Show all lines from the data that include the word "формирования".

☆ ☆ ☆ ☆ ☆

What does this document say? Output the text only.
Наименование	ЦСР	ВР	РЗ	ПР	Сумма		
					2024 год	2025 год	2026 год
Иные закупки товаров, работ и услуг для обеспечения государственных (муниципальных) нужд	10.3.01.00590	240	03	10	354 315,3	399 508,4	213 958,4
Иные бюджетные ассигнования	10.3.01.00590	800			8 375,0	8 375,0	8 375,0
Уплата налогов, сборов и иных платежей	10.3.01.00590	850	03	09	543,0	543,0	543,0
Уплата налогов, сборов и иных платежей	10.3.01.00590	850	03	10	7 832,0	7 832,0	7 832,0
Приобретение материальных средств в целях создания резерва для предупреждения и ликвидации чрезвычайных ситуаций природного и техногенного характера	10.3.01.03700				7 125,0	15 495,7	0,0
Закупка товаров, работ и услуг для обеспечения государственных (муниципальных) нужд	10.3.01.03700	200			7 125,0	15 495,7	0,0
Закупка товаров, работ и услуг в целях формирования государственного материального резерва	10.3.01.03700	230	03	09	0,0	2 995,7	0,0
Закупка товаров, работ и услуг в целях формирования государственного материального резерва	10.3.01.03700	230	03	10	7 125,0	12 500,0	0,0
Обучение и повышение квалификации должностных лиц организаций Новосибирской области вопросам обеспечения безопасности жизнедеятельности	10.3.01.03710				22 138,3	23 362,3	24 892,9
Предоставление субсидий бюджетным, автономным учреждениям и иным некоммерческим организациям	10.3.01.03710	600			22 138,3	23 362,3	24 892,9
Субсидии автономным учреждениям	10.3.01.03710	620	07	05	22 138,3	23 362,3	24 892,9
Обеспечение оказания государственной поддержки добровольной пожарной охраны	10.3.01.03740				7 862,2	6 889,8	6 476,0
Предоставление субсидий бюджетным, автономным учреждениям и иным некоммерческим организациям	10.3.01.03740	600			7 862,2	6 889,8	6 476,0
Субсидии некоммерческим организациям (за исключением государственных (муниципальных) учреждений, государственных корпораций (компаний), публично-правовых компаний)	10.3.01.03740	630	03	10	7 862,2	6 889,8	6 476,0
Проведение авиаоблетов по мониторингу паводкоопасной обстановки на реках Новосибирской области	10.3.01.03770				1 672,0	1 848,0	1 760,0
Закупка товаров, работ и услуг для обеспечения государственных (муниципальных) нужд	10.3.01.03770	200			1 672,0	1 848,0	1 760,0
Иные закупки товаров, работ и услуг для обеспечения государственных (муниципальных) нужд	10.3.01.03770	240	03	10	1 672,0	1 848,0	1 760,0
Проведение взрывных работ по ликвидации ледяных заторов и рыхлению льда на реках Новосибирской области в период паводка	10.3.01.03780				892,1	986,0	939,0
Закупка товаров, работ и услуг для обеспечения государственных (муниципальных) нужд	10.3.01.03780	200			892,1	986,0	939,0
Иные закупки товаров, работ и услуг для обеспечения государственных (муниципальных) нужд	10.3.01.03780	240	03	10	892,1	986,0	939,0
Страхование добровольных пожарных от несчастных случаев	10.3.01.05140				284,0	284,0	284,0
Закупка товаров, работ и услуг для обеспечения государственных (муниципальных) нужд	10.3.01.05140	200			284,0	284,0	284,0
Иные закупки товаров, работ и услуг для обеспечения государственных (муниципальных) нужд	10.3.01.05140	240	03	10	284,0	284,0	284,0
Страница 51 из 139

☆ ☆ ☆ ☆ ☆

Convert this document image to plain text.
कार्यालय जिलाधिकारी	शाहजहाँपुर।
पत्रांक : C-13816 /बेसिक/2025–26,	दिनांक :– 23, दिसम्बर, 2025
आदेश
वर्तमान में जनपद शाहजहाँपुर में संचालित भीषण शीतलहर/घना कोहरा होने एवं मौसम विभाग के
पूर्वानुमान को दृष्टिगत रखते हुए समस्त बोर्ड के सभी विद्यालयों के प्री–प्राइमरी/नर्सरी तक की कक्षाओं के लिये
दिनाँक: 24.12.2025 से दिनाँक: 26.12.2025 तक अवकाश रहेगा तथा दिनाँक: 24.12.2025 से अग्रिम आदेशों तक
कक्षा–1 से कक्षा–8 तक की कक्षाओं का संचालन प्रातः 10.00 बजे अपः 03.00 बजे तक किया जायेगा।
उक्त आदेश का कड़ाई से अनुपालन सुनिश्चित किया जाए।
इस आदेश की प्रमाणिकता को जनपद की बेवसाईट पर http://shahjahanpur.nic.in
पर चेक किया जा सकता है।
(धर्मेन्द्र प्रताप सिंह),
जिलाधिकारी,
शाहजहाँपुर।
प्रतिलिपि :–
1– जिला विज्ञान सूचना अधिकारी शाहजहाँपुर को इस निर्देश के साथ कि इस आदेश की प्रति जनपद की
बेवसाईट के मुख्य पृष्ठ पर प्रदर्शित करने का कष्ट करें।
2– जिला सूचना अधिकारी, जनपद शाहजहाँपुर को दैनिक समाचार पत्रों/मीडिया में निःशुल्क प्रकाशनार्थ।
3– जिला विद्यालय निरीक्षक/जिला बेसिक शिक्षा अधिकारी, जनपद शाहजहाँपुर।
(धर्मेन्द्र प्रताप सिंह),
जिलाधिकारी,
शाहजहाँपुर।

☆ ☆ ☆ ☆ ☆

**EXPECTED ANSWER**
Закупка товаров, работ и услуг в целях формирования государственного материального резерва	10.3.01.03700	230	03	09	0,0	2 995,7	0,0
Закупка товаров, работ и услуг в целях формирования государственного материального резерва	10.3.01.03700	230	03	10	7 125,0	12 500,0	0,0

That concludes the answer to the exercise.